[Source records]

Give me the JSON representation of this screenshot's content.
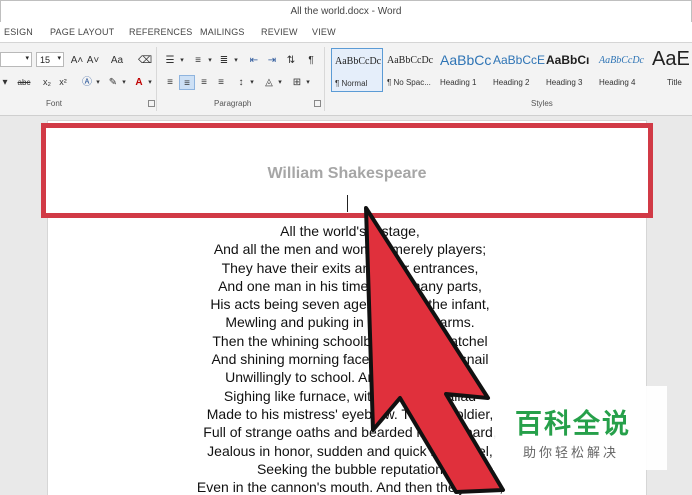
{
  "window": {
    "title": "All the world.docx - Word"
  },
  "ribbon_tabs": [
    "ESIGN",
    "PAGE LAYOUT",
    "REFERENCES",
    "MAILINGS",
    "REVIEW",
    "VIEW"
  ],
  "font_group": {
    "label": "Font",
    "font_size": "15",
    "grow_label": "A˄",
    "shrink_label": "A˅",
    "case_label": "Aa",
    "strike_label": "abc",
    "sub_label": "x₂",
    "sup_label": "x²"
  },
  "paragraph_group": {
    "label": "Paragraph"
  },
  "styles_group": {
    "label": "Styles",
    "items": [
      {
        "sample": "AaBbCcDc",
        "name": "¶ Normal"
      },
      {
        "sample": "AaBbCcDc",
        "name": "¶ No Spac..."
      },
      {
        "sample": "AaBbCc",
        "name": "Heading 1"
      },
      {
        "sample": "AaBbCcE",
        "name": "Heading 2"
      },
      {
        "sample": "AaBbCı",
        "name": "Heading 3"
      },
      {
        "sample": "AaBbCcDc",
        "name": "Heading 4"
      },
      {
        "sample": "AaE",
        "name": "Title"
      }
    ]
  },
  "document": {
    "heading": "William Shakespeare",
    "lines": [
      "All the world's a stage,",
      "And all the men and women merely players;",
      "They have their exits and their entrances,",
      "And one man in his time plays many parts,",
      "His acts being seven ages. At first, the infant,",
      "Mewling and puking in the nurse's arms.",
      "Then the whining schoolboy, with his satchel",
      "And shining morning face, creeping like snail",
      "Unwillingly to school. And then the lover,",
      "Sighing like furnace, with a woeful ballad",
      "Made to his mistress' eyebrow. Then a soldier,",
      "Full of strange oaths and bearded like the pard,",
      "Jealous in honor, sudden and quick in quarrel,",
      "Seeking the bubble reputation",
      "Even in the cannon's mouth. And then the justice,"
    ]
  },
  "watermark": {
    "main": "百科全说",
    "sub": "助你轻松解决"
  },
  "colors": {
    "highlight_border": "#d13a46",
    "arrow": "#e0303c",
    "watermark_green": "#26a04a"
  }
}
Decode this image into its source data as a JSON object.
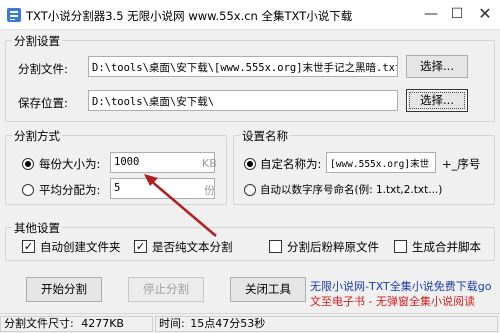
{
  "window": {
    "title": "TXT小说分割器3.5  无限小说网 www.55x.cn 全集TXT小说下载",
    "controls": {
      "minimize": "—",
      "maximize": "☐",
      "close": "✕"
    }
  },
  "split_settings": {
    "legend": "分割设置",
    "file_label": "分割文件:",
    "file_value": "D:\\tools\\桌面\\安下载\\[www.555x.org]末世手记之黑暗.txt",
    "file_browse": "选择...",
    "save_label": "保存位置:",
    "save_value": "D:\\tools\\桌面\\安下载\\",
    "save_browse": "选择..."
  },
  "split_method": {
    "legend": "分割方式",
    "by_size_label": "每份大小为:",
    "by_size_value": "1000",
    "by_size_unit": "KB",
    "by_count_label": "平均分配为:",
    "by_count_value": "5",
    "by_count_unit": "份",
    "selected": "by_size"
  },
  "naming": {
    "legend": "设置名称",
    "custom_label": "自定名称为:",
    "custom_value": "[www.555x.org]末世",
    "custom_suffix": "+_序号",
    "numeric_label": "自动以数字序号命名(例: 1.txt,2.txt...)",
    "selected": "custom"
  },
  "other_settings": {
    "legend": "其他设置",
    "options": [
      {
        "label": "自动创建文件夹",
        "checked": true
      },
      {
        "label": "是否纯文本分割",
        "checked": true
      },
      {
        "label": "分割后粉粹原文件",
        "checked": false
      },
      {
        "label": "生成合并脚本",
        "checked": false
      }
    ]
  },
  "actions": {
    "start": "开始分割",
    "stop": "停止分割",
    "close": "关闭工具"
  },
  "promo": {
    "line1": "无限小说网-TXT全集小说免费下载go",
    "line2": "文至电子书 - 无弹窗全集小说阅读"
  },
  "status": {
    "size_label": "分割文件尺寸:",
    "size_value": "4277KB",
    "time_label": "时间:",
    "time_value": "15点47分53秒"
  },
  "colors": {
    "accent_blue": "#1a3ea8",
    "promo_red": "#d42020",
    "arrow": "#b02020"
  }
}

## WRITTEN INSTRUCTION
State how many lines in the records above contain the word "sample", and give only that number.

## SOLUTION FOR THIS TASK
7